**GOAL**
Reproduce the data that follows in its entirety, character for character.

**Source data**
:::
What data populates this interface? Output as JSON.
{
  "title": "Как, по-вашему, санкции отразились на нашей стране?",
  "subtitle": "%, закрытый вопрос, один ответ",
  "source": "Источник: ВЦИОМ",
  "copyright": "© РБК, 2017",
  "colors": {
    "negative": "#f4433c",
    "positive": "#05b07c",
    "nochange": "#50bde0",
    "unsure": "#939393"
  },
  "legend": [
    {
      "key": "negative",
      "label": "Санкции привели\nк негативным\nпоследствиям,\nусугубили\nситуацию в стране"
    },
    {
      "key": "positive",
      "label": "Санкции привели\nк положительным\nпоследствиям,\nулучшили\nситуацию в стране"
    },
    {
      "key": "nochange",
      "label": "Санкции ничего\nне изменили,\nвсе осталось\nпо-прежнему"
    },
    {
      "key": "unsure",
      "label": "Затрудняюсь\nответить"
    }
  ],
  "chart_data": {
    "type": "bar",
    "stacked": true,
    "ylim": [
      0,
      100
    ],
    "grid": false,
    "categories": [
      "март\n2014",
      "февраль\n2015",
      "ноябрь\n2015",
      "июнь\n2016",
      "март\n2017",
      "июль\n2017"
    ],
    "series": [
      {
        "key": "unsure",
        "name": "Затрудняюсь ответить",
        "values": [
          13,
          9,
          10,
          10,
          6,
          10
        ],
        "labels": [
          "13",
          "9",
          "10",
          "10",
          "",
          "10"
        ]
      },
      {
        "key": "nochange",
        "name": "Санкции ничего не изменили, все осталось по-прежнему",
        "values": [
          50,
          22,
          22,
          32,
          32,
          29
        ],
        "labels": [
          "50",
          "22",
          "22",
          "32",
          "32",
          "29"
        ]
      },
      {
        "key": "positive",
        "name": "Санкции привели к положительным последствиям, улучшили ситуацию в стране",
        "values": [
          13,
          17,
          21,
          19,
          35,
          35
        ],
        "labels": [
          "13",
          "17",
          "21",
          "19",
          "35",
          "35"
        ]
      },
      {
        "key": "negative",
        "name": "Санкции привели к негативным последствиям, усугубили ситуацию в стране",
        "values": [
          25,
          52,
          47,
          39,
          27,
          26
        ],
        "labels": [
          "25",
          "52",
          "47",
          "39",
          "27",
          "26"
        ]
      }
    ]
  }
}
:::
**EXERCISE OUTPUT**
What data populates this interface? Output as JSON.
{
  "title": "Как, по-вашему, санкции отразились на нашей стране?",
  "subtitle": "%, закрытый вопрос, один ответ",
  "source": "Источник: ВЦИОМ",
  "copyright": "© РБК, 2017",
  "colors": {
    "negative": "#f4433c",
    "positive": "#05b07c",
    "nochange": "#50bde0",
    "unsure": "#939393"
  },
  "legend": [
    {
      "key": "negative",
      "label": "Санкции привели\nк негативным\nпоследствиям,\nусугубили\nситуацию в стране"
    },
    {
      "key": "positive",
      "label": "Санкции привели\nк положительным\nпоследствиям,\nулучшили\nситуацию в стране"
    },
    {
      "key": "nochange",
      "label": "Санкции ничего\nне изменили,\nвсе осталось\nпо-прежнему"
    },
    {
      "key": "unsure",
      "label": "Затрудняюсь\nответить"
    }
  ],
  "chart_data": {
    "type": "bar",
    "stacked": true,
    "ylim": [
      0,
      100
    ],
    "grid": false,
    "categories": [
      "март\n2014",
      "февраль\n2015",
      "ноябрь\n2015",
      "июнь\n2016",
      "март\n2017",
      "июль\n2017"
    ],
    "series": [
      {
        "key": "unsure",
        "name": "Затрудняюсь ответить",
        "values": [
          13,
          9,
          10,
          10,
          6,
          10
        ],
        "labels": [
          "13",
          "9",
          "10",
          "10",
          "",
          "10"
        ]
      },
      {
        "key": "nochange",
        "name": "Санкции ничего не изменили, все осталось по-прежнему",
        "values": [
          50,
          22,
          22,
          32,
          32,
          29
        ],
        "labels": [
          "50",
          "22",
          "22",
          "32",
          "32",
          "29"
        ]
      },
      {
        "key": "positive",
        "name": "Санкции привели к положительным последствиям, улучшили ситуацию в стране",
        "values": [
          13,
          17,
          21,
          19,
          35,
          35
        ],
        "labels": [
          "13",
          "17",
          "21",
          "19",
          "35",
          "35"
        ]
      },
      {
        "key": "negative",
        "name": "Санкции привели к негативным последствиям, усугубили ситуацию в стране",
        "values": [
          25,
          52,
          47,
          39,
          27,
          26
        ],
        "labels": [
          "25",
          "52",
          "47",
          "39",
          "27",
          "26"
        ]
      }
    ]
  }
}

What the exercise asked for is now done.